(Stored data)
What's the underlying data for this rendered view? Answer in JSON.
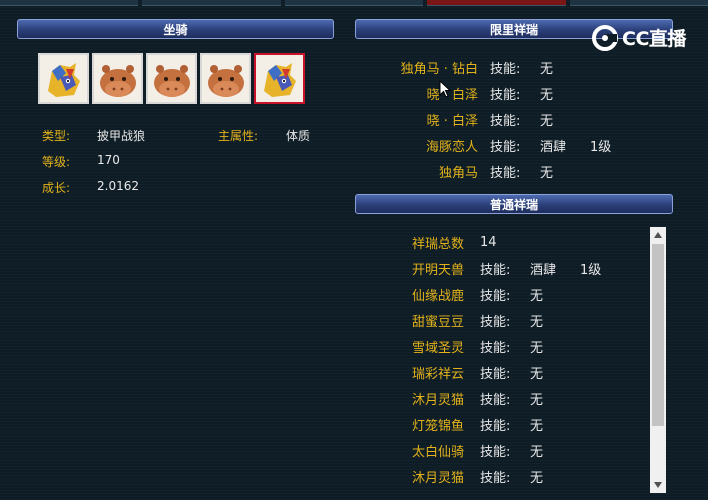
{
  "left_panel": {
    "title": "坐骑",
    "mounts": [
      {
        "icon": "dragon-mount-icon",
        "selected": false
      },
      {
        "icon": "hippo-mount-icon",
        "selected": false
      },
      {
        "icon": "hippo-mount-icon",
        "selected": false
      },
      {
        "icon": "hippo-mount-icon",
        "selected": false
      },
      {
        "icon": "dragon-mount-icon",
        "selected": true
      }
    ],
    "type_label": "类型:",
    "type_value": "披甲战狼",
    "main_attr_label": "主属性:",
    "main_attr_value": "体质",
    "level_label": "等级:",
    "level_value": "170",
    "growth_label": "成长:",
    "growth_value": "2.0162"
  },
  "limited_panel": {
    "title": "限里祥瑞",
    "rows": [
      {
        "name": "独角马 · 钻白",
        "skill_label": "技能:",
        "skill": "无",
        "level": ""
      },
      {
        "name": "晓 · 白泽",
        "skill_label": "技能:",
        "skill": "无",
        "level": ""
      },
      {
        "name": "晓 · 白泽",
        "skill_label": "技能:",
        "skill": "无",
        "level": ""
      },
      {
        "name": "海豚恋人",
        "skill_label": "技能:",
        "skill": "酒肆",
        "level": "1级"
      },
      {
        "name": "独角马",
        "skill_label": "技能:",
        "skill": "无",
        "level": ""
      }
    ]
  },
  "normal_panel": {
    "title": "普通祥瑞",
    "total_label": "祥瑞总数",
    "total_value": "14",
    "rows": [
      {
        "name": "开明天兽",
        "skill_label": "技能:",
        "skill": "酒肆",
        "level": "1级"
      },
      {
        "name": "仙缘战鹿",
        "skill_label": "技能:",
        "skill": "无",
        "level": ""
      },
      {
        "name": "甜蜜豆豆",
        "skill_label": "技能:",
        "skill": "无",
        "level": ""
      },
      {
        "name": "雪域圣灵",
        "skill_label": "技能:",
        "skill": "无",
        "level": ""
      },
      {
        "name": "瑞彩祥云",
        "skill_label": "技能:",
        "skill": "无",
        "level": ""
      },
      {
        "name": "沐月灵猫",
        "skill_label": "技能:",
        "skill": "无",
        "level": ""
      },
      {
        "name": "灯笼锦鱼",
        "skill_label": "技能:",
        "skill": "无",
        "level": ""
      },
      {
        "name": "太白仙骑",
        "skill_label": "技能:",
        "skill": "无",
        "level": ""
      },
      {
        "name": "沐月灵猫",
        "skill_label": "技能:",
        "skill": "无",
        "level": ""
      }
    ]
  },
  "logo": {
    "text": "CC直播"
  },
  "colors": {
    "label": "#e3b21b",
    "value": "#e8e8e8",
    "selected_border": "#c8122a",
    "header": "#2b3f7a"
  }
}
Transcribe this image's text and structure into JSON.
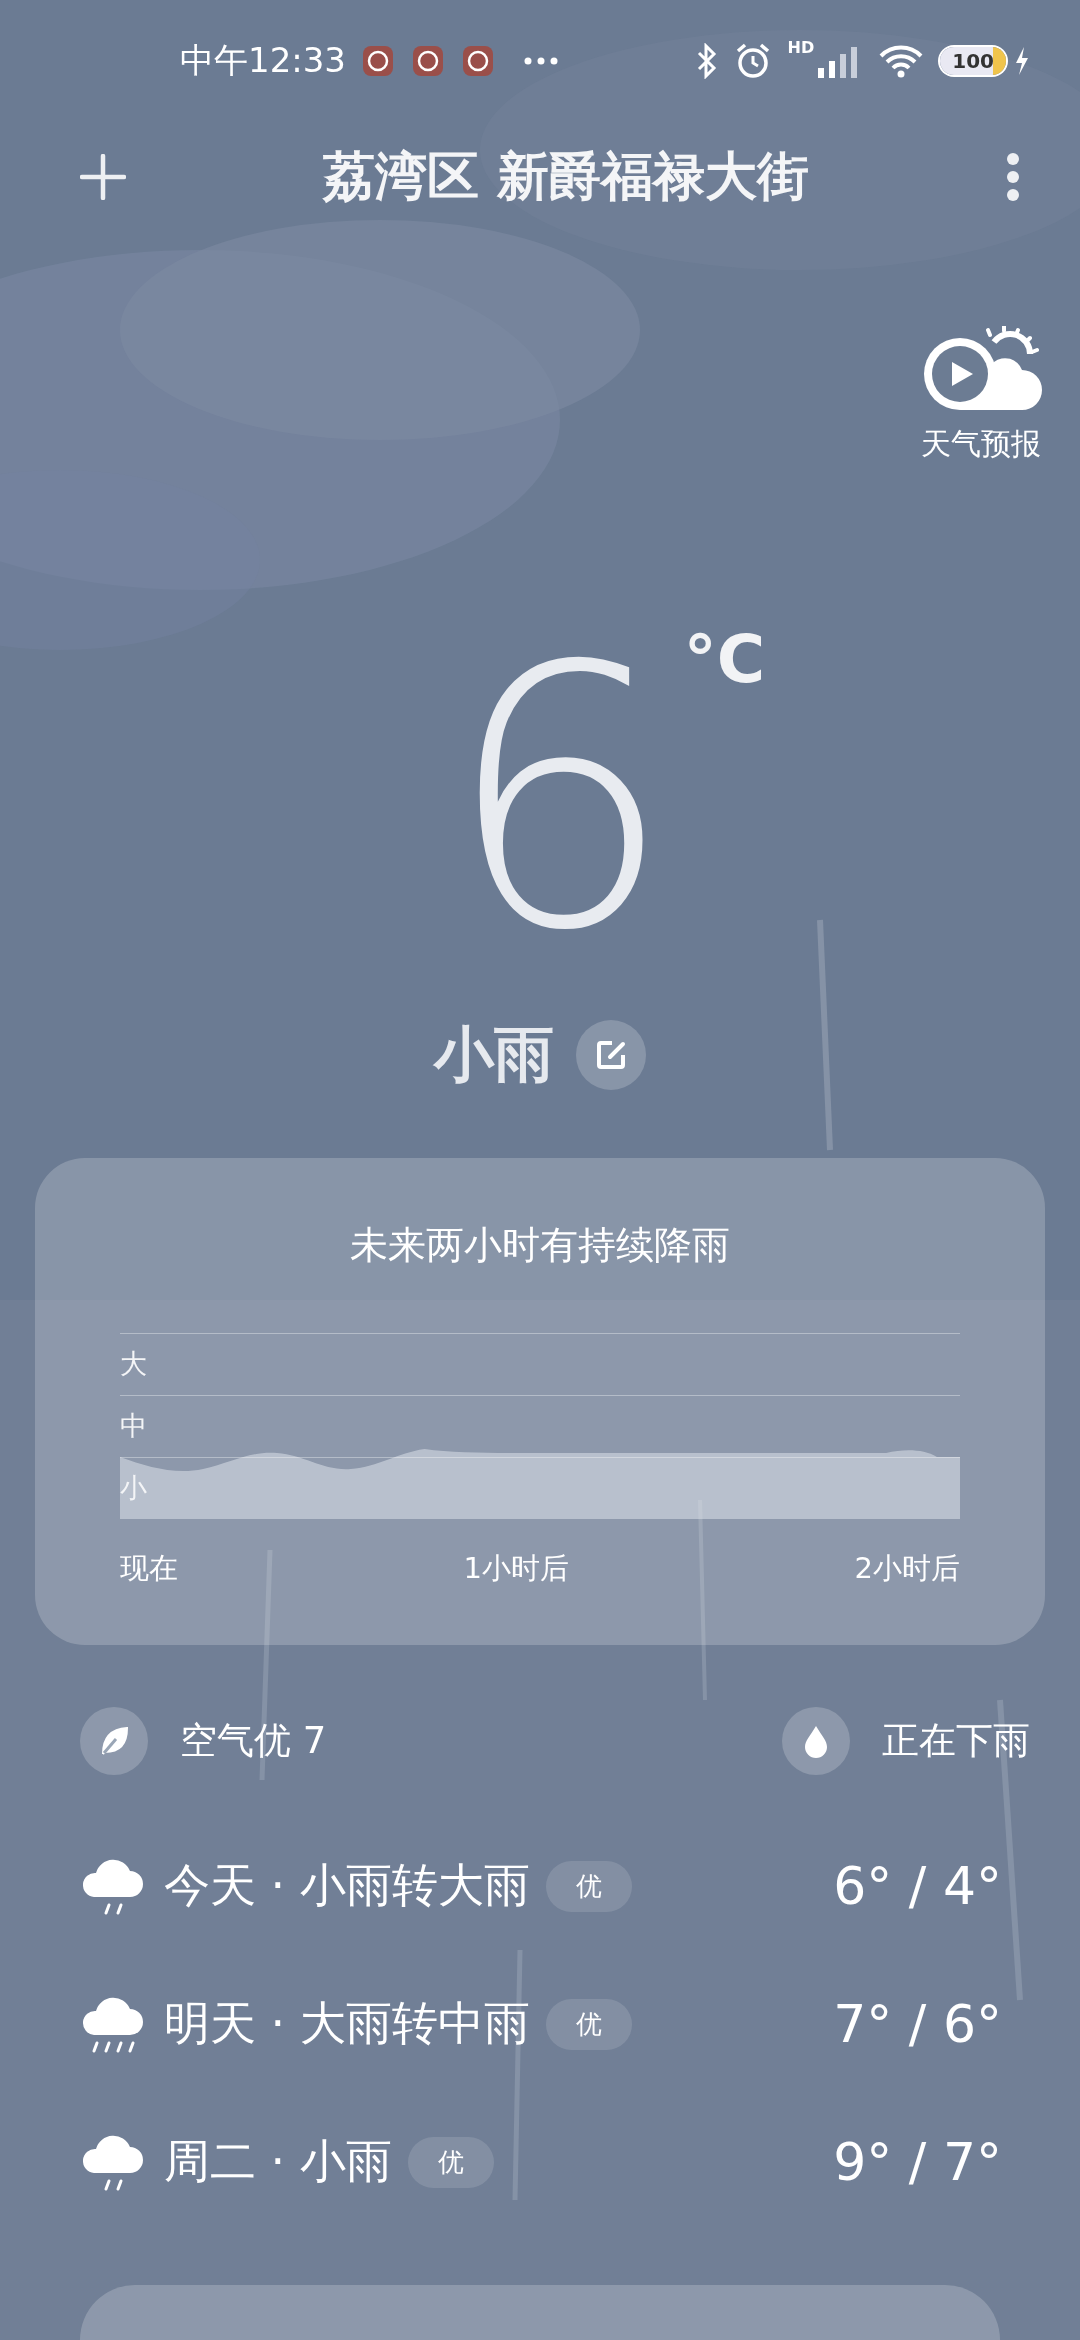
{
  "status_bar": {
    "time": "中午12:33",
    "network_label": "HD",
    "battery": "100"
  },
  "header": {
    "location": "荔湾区 新爵福禄大街"
  },
  "video_forecast": {
    "label": "天气预报"
  },
  "current": {
    "temperature": "6",
    "unit": "°C",
    "condition": "小雨"
  },
  "rain_card": {
    "title": "未来两小时有持续降雨",
    "levels": [
      "大",
      "中",
      "小"
    ],
    "times": [
      "现在",
      "1小时后",
      "2小时后"
    ]
  },
  "indicators": [
    {
      "kind": "air",
      "label": "空气优 7"
    },
    {
      "kind": "rain",
      "label": "正在下雨"
    }
  ],
  "forecast": [
    {
      "kind": "light_rain",
      "label": "今天 · 小雨转大雨",
      "air": "优",
      "temps": "6° / 4°"
    },
    {
      "kind": "heavy_rain",
      "label": "明天 · 大雨转中雨",
      "air": "优",
      "temps": "7° / 6°"
    },
    {
      "kind": "light_rain",
      "label": "周二 · 小雨",
      "air": "优",
      "temps": "9° / 7°"
    }
  ]
}
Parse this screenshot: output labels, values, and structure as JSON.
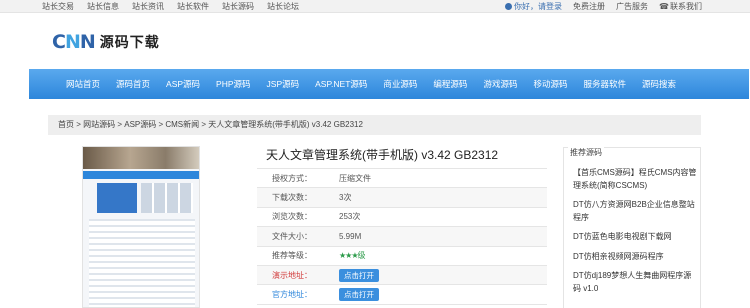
{
  "topbar": {
    "links": [
      "站长交易",
      "站长信息",
      "站长资讯",
      "站长软件",
      "站长源码",
      "站长论坛"
    ],
    "user": "你好，请登录",
    "register": "免费注册",
    "ads": "广告服务",
    "contact": "联系我们"
  },
  "logo": {
    "mark_left": "C",
    "mark_mid": "N",
    "mark_right": "N",
    "text": "源码下载"
  },
  "nav": {
    "items": [
      "网站首页",
      "源码首页",
      "ASP源码",
      "PHP源码",
      "JSP源码",
      "ASP.NET源码",
      "商业源码",
      "编程源码",
      "游戏源码",
      "移动源码",
      "服务器软件",
      "源码搜索"
    ]
  },
  "breadcrumb": "首页 > 网站源码 > ASP源码 > CMS新闻 > 天人文章管理系统(带手机版) v3.42 GB2312",
  "title": "天人文章管理系统(带手机版) v3.42 GB2312",
  "info": {
    "rows": [
      {
        "label": "授权方式：",
        "value": "压缩文件"
      },
      {
        "label": "下载次数：",
        "value": "3次"
      },
      {
        "label": "浏览次数：",
        "value": "253次"
      },
      {
        "label": "文件大小：",
        "value": "5.99M"
      },
      {
        "label": "推荐等级：",
        "value": "★★★级"
      },
      {
        "label": "演示地址：",
        "button": "点击打开"
      },
      {
        "label": "官方地址：",
        "button": "点击打开"
      }
    ]
  },
  "recommended": {
    "title": "推荐源码",
    "items": [
      "【首乐CMS源码】程氏CMS内容管理系统(简称CSCMS)",
      "DT仿八方资源网B2B企业信息整站程序",
      "DT仿蓝色电影电视剧下载网",
      "DT仿相亲视频网源码程序",
      "DT仿dj189梦想人生舞曲网程序源码 v1.0"
    ]
  },
  "colors": {
    "nav_top": "#5aa9ee",
    "nav_bottom": "#2d86db",
    "logo_blue": "#2f63a8",
    "button_blue": "#3b8fde",
    "demo_label_red": "#d23b3b",
    "star_green": "#2c9b4a"
  }
}
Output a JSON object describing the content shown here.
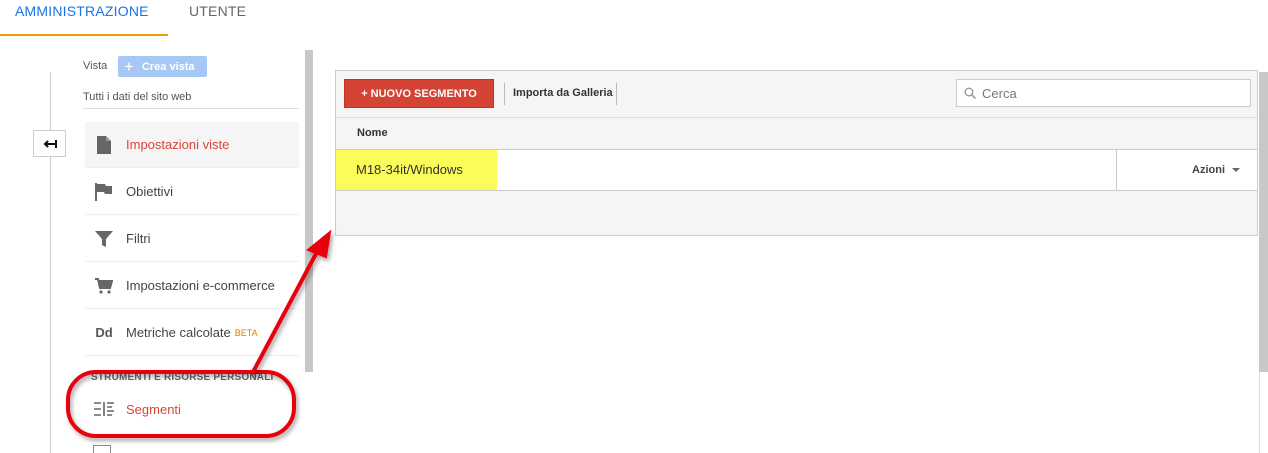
{
  "tabs": {
    "admin": "AMMINISTRAZIONE",
    "user": "UTENTE"
  },
  "sidebar": {
    "vista_label": "Vista",
    "create_view_label": "Crea vista",
    "view_name": "Tutti i dati del sito web",
    "items": [
      {
        "label": "Impostazioni viste",
        "icon": "document-icon",
        "active": true
      },
      {
        "label": "Obiettivi",
        "icon": "flag-icon"
      },
      {
        "label": "Filtri",
        "icon": "filter-icon"
      },
      {
        "label": "Impostazioni e-commerce",
        "icon": "cart-icon"
      },
      {
        "label": "Metriche calcolate",
        "icon": "dd-icon",
        "badge": "BETA"
      }
    ],
    "section_title": "STRUMENTI E RISORSE PERSONALI",
    "segments_label": "Segmenti"
  },
  "toolbar": {
    "new_segment": "+ NUOVO SEGMENTO",
    "import_gallery": "Importa da Galleria",
    "search_placeholder": "Cerca"
  },
  "table": {
    "columns": [
      "Nome"
    ],
    "rows": [
      {
        "name": "M18-34it/Windows",
        "actions": "Azioni"
      }
    ]
  },
  "colors": {
    "accent_blue": "#1a73e8",
    "tab_underline": "#f29900",
    "new_button": "#d54334",
    "highlight": "#fbfb5a",
    "annotation": "#e8000d"
  }
}
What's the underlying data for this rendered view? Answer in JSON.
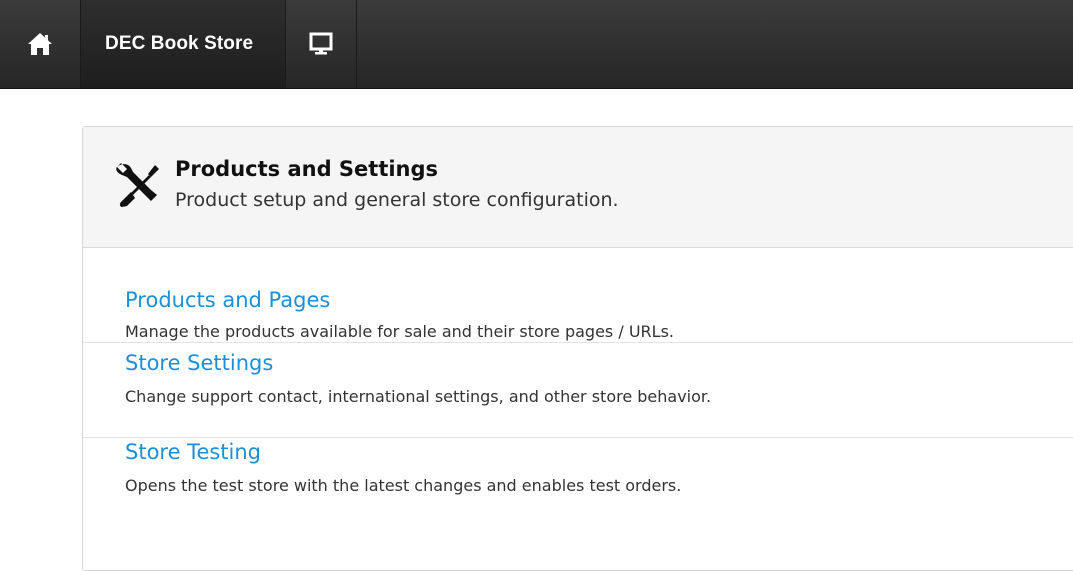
{
  "topbar": {
    "home_icon": "home-icon",
    "store_label": "DEC Book Store",
    "screen_icon": "monitor-icon"
  },
  "panel": {
    "icon": "tools-icon",
    "title": "Products and Settings",
    "subtitle": "Product setup and general store configuration.",
    "items": [
      {
        "title": "Products and Pages",
        "description": "Manage the products available for sale and their store pages / URLs."
      },
      {
        "title": "Store Settings",
        "description": "Change support contact, international settings, and other store behavior."
      },
      {
        "title": "Store Testing",
        "description": "Opens the test store with the latest changes and enables test orders."
      }
    ]
  },
  "colors": {
    "topbar": "#2b2b2b",
    "link": "#1a90d9",
    "header_bg": "#f5f5f5"
  }
}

WHAT TO PRODUCE: Do not include the pictures. Quote only the lines from the line with "Output a JSON" through the end of the material, both ends included, exactly.

WRITTEN REPLY:
Output a JSON object describing the content shown here.
{
  "tabs": {
    "admin": "AMMINISTRAZIONE",
    "user": "UTENTE"
  },
  "sidebar": {
    "vista_label": "Vista",
    "create_view_label": "Crea vista",
    "view_name": "Tutti i dati del sito web",
    "items": [
      {
        "label": "Impostazioni viste",
        "icon": "document-icon",
        "active": true
      },
      {
        "label": "Obiettivi",
        "icon": "flag-icon"
      },
      {
        "label": "Filtri",
        "icon": "filter-icon"
      },
      {
        "label": "Impostazioni e-commerce",
        "icon": "cart-icon"
      },
      {
        "label": "Metriche calcolate",
        "icon": "dd-icon",
        "badge": "BETA"
      }
    ],
    "section_title": "STRUMENTI E RISORSE PERSONALI",
    "segments_label": "Segmenti"
  },
  "toolbar": {
    "new_segment": "+ NUOVO SEGMENTO",
    "import_gallery": "Importa da Galleria",
    "search_placeholder": "Cerca"
  },
  "table": {
    "columns": [
      "Nome"
    ],
    "rows": [
      {
        "name": "M18-34it/Windows",
        "actions": "Azioni"
      }
    ]
  },
  "colors": {
    "accent_blue": "#1a73e8",
    "tab_underline": "#f29900",
    "new_button": "#d54334",
    "highlight": "#fbfb5a",
    "annotation": "#e8000d"
  }
}
What's the underlying data for this rendered view? Answer in JSON.
{
  "topbar": {
    "home_icon": "home-icon",
    "store_label": "DEC Book Store",
    "screen_icon": "monitor-icon"
  },
  "panel": {
    "icon": "tools-icon",
    "title": "Products and Settings",
    "subtitle": "Product setup and general store configuration.",
    "items": [
      {
        "title": "Products and Pages",
        "description": "Manage the products available for sale and their store pages / URLs."
      },
      {
        "title": "Store Settings",
        "description": "Change support contact, international settings, and other store behavior."
      },
      {
        "title": "Store Testing",
        "description": "Opens the test store with the latest changes and enables test orders."
      }
    ]
  },
  "colors": {
    "topbar": "#2b2b2b",
    "link": "#1a90d9",
    "header_bg": "#f5f5f5"
  }
}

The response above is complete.